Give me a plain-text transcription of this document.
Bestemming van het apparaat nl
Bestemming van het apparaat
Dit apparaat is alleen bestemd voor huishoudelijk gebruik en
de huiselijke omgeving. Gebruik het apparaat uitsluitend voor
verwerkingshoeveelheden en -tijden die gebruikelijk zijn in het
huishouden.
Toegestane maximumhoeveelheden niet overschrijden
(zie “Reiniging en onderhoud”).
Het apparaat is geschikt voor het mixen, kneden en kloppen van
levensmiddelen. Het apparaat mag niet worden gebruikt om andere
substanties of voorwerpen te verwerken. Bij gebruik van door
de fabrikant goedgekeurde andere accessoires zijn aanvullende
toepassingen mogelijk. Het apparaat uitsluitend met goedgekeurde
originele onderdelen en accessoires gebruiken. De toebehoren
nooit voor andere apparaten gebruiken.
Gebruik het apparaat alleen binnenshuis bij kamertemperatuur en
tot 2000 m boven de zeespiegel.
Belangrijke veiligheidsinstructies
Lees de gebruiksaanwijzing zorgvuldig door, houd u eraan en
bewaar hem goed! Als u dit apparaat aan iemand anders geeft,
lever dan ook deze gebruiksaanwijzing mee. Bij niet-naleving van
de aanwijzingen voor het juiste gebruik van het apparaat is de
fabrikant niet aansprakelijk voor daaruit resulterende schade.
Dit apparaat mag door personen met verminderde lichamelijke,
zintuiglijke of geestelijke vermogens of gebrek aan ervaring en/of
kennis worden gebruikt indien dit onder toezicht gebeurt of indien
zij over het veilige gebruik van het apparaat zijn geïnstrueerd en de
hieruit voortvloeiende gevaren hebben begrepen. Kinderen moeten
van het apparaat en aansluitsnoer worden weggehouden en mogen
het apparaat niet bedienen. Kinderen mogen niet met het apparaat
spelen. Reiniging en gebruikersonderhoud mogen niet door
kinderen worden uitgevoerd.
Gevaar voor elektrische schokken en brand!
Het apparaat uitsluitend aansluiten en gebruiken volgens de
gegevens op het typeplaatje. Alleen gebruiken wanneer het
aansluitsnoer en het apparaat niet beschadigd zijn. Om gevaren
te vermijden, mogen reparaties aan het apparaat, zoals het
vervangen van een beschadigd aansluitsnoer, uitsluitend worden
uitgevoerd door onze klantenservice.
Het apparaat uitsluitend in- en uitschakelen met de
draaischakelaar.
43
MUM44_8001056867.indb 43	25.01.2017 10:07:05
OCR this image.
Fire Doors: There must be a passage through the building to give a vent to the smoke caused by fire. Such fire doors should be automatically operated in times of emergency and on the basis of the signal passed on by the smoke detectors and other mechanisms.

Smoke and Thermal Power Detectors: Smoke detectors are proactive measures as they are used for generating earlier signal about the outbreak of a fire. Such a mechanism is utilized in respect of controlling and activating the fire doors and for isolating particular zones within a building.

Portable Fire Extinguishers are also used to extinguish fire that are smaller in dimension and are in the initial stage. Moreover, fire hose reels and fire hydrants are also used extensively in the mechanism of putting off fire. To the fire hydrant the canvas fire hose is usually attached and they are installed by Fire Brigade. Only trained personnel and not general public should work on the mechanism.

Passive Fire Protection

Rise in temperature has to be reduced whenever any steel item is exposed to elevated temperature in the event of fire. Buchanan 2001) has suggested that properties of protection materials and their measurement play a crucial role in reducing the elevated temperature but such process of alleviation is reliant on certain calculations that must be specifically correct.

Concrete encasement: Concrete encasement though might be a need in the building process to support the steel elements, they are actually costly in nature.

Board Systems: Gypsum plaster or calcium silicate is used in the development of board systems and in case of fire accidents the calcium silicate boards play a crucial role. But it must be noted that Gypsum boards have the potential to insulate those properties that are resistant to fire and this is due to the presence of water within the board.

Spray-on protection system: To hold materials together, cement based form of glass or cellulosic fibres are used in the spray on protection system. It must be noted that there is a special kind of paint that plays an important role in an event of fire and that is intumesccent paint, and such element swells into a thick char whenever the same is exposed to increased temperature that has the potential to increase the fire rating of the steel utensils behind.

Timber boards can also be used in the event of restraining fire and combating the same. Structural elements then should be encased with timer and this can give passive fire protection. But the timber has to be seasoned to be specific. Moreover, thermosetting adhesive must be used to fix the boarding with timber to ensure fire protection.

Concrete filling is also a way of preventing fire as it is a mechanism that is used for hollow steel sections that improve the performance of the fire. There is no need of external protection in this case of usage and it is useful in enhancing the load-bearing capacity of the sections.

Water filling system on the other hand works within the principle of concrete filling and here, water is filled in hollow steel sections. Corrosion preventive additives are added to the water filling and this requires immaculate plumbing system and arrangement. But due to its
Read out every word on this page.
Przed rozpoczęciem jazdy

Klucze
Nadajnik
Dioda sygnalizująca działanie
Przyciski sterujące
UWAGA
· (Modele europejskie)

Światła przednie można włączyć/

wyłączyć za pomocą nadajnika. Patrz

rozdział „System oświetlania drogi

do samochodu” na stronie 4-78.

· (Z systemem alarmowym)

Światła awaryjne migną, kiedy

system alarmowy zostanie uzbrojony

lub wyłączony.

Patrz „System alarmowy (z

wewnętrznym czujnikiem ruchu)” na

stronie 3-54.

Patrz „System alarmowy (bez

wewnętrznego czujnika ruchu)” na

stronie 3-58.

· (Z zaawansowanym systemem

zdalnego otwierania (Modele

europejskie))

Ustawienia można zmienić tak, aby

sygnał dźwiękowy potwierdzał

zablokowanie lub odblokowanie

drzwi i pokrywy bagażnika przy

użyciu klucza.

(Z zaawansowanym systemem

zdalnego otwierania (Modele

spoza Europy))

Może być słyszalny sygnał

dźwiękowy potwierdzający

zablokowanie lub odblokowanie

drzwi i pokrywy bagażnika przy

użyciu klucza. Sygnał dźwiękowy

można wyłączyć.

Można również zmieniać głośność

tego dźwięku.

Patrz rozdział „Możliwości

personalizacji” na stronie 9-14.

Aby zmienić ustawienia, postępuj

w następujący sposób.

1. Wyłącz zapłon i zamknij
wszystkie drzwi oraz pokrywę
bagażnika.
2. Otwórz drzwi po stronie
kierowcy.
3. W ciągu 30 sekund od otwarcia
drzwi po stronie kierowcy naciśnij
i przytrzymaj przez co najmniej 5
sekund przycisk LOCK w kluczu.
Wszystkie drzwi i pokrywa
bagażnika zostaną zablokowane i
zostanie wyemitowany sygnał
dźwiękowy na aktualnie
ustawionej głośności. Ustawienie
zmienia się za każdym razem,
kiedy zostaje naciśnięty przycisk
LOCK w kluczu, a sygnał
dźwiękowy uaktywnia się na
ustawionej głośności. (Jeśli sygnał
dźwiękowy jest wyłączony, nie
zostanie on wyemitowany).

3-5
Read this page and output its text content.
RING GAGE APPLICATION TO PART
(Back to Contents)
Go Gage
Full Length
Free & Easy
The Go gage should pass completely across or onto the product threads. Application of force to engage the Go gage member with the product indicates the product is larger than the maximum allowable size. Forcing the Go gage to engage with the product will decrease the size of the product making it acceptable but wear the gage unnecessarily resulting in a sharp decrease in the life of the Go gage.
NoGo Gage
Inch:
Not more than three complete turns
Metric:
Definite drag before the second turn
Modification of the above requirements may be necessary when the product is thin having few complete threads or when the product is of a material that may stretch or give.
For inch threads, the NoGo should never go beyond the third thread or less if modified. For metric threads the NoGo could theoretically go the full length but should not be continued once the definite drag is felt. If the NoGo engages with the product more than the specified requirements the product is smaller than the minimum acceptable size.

────────────────────────────────────────

## Brief
Copy out every line of the data above, exactly as given.

## Response
Give me a plain-text transcription of this document.
Bestemming van het apparaat nl
Bestemming van het apparaat
Dit apparaat is alleen bestemd voor huishoudelijk gebruik en
de huiselijke omgeving. Gebruik het apparaat uitsluitend voor
verwerkingshoeveelheden en -tijden die gebruikelijk zijn in het
huishouden.
Toegestane maximumhoeveelheden niet overschrijden
(zie “Reiniging en onderhoud”).
Het apparaat is geschikt voor het mixen, kneden en kloppen van
levensmiddelen. Het apparaat mag niet worden gebruikt om andere
substanties of voorwerpen te verwerken. Bij gebruik van door
de fabrikant goedgekeurde andere accessoires zijn aanvullende
toepassingen mogelijk. Het apparaat uitsluitend met goedgekeurde
originele onderdelen en accessoires gebruiken. De toebehoren
nooit voor andere apparaten gebruiken.
Gebruik het apparaat alleen binnenshuis bij kamertemperatuur en
tot 2000 m boven de zeespiegel.
Belangrijke veiligheidsinstructies
Lees de gebruiksaanwijzing zorgvuldig door, houd u eraan en
bewaar hem goed! Als u dit apparaat aan iemand anders geeft,
lever dan ook deze gebruiksaanwijzing mee. Bij niet-naleving van
de aanwijzingen voor het juiste gebruik van het apparaat is de
fabrikant niet aansprakelijk voor daaruit resulterende schade.
Dit apparaat mag door personen met verminderde lichamelijke,
zintuiglijke of geestelijke vermogens of gebrek aan ervaring en/of
kennis worden gebruikt indien dit onder toezicht gebeurt of indien
zij over het veilige gebruik van het apparaat zijn geïnstrueerd en de
hieruit voortvloeiende gevaren hebben begrepen. Kinderen moeten
van het apparaat en aansluitsnoer worden weggehouden en mogen
het apparaat niet bedienen. Kinderen mogen niet met het apparaat
spelen. Reiniging en gebruikersonderhoud mogen niet door
kinderen worden uitgevoerd.
Gevaar voor elektrische schokken en brand!
Het apparaat uitsluitend aansluiten en gebruiken volgens de
gegevens op het typeplaatje. Alleen gebruiken wanneer het
aansluitsnoer en het apparaat niet beschadigd zijn. Om gevaren
te vermijden, mogen reparaties aan het apparaat, zoals het
vervangen van een beschadigd aansluitsnoer, uitsluitend worden
uitgevoerd door onze klantenservice.
Het apparaat uitsluitend in- en uitschakelen met de
draaischakelaar.
43
MUM44_8001056867.indb 43	25.01.2017 10:07:05
OCR this image.
Fire Doors: There must be a passage through the building to give a vent to the smoke caused by fire. Such fire doors should be automatically operated in times of emergency and on the basis of the signal passed on by the smoke detectors and other mechanisms.

Smoke and Thermal Power Detectors: Smoke detectors are proactive measures as they are used for generating earlier signal about the outbreak of a fire. Such a mechanism is utilized in respect of controlling and activating the fire doors and for isolating particular zones within a building.

Portable Fire Extinguishers are also used to extinguish fire that are smaller in dimension and are in the initial stage. Moreover, fire hose reels and fire hydrants are also used extensively in the mechanism of putting off fire. To the fire hydrant the canvas fire hose is usually attached and they are installed by Fire Brigade. Only trained personnel and not general public should work on the mechanism.

Passive Fire Protection

Rise in temperature has to be reduced whenever any steel item is exposed to elevated temperature in the event of fire. Buchanan 2001) has suggested that properties of protection materials and their measurement play a crucial role in reducing the elevated temperature but such process of alleviation is reliant on certain calculations that must be specifically correct.

Concrete encasement: Concrete encasement though might be a need in the building process to support the steel elements, they are actually costly in nature.

Board Systems: Gypsum plaster or calcium silicate is used in the development of board systems and in case of fire accidents the calcium silicate boards play a crucial role. But it must be noted that Gypsum boards have the potential to insulate those properties that are resistant to fire and this is due to the presence of water within the board.

Spray-on protection system: To hold materials together, cement based form of glass or cellulosic fibres are used in the spray on protection system. It must be noted that there is a special kind of paint that plays an important role in an event of fire and that is intumesccent paint, and such element swells into a thick char whenever the same is exposed to increased temperature that has the potential to increase the fire rating of the steel utensils behind.

Timber boards can also be used in the event of restraining fire and combating the same. Structural elements then should be encased with timer and this can give passive fire protection. But the timber has to be seasoned to be specific. Moreover, thermosetting adhesive must be used to fix the boarding with timber to ensure fire protection.

Concrete filling is also a way of preventing fire as it is a mechanism that is used for hollow steel sections that improve the performance of the fire. There is no need of external protection in this case of usage and it is useful in enhancing the load-bearing capacity of the sections.

Water filling system on the other hand works within the principle of concrete filling and here, water is filled in hollow steel sections. Corrosion preventive additives are added to the water filling and this requires immaculate plumbing system and arrangement. But due to its
Read out every word on this page.
Przed rozpoczęciem jazdy

Klucze
Nadajnik
Dioda sygnalizująca działanie
Przyciski sterujące
UWAGA
· (Modele europejskie)

Światła przednie można włączyć/

wyłączyć za pomocą nadajnika. Patrz

rozdział „System oświetlania drogi

do samochodu” na stronie 4-78.

· (Z systemem alarmowym)

Światła awaryjne migną, kiedy

system alarmowy zostanie uzbrojony

lub wyłączony.

Patrz „System alarmowy (z

wewnętrznym czujnikiem ruchu)” na

stronie 3-54.

Patrz „System alarmowy (bez

wewnętrznego czujnika ruchu)” na

stronie 3-58.

· (Z zaawansowanym systemem

zdalnego otwierania (Modele

europejskie))

Ustawienia można zmienić tak, aby

sygnał dźwiękowy potwierdzał

zablokowanie lub odblokowanie

drzwi i pokrywy bagażnika przy

użyciu klucza.

(Z zaawansowanym systemem

zdalnego otwierania (Modele

spoza Europy))

Może być słyszalny sygnał

dźwiękowy potwierdzający

zablokowanie lub odblokowanie

drzwi i pokrywy bagażnika przy

użyciu klucza. Sygnał dźwiękowy

można wyłączyć.

Można również zmieniać głośność

tego dźwięku.

Patrz rozdział „Możliwości

personalizacji” na stronie 9-14.

Aby zmienić ustawienia, postępuj

w następujący sposób.

1. Wyłącz zapłon i zamknij
wszystkie drzwi oraz pokrywę
bagażnika.
2. Otwórz drzwi po stronie
kierowcy.
3. W ciągu 30 sekund od otwarcia
drzwi po stronie kierowcy naciśnij
i przytrzymaj przez co najmniej 5
sekund przycisk LOCK w kluczu.
Wszystkie drzwi i pokrywa
bagażnika zostaną zablokowane i
zostanie wyemitowany sygnał
dźwiękowy na aktualnie
ustawionej głośności. Ustawienie
zmienia się za każdym razem,
kiedy zostaje naciśnięty przycisk
LOCK w kluczu, a sygnał
dźwiękowy uaktywnia się na
ustawionej głośności. (Jeśli sygnał
dźwiękowy jest wyłączony, nie
zostanie on wyemitowany).

3-5
Read this page and output its text content.
RING GAGE APPLICATION TO PART
(Back to Contents)
Go Gage
Full Length
Free & Easy
The Go gage should pass completely across or onto the product threads. Application of force to engage the Go gage member with the product indicates the product is larger than the maximum allowable size. Forcing the Go gage to engage with the product will decrease the size of the product making it acceptable but wear the gage unnecessarily resulting in a sharp decrease in the life of the Go gage.
NoGo Gage
Inch:
Not more than three complete turns
Metric:
Definite drag before the second turn
Modification of the above requirements may be necessary when the product is thin having few complete threads or when the product is of a material that may stretch or give.
For inch threads, the NoGo should never go beyond the third thread or less if modified. For metric threads the NoGo could theoretically go the full length but should not be continued once the definite drag is felt. If the NoGo engages with the product more than the specified requirements the product is smaller than the minimum acceptable size.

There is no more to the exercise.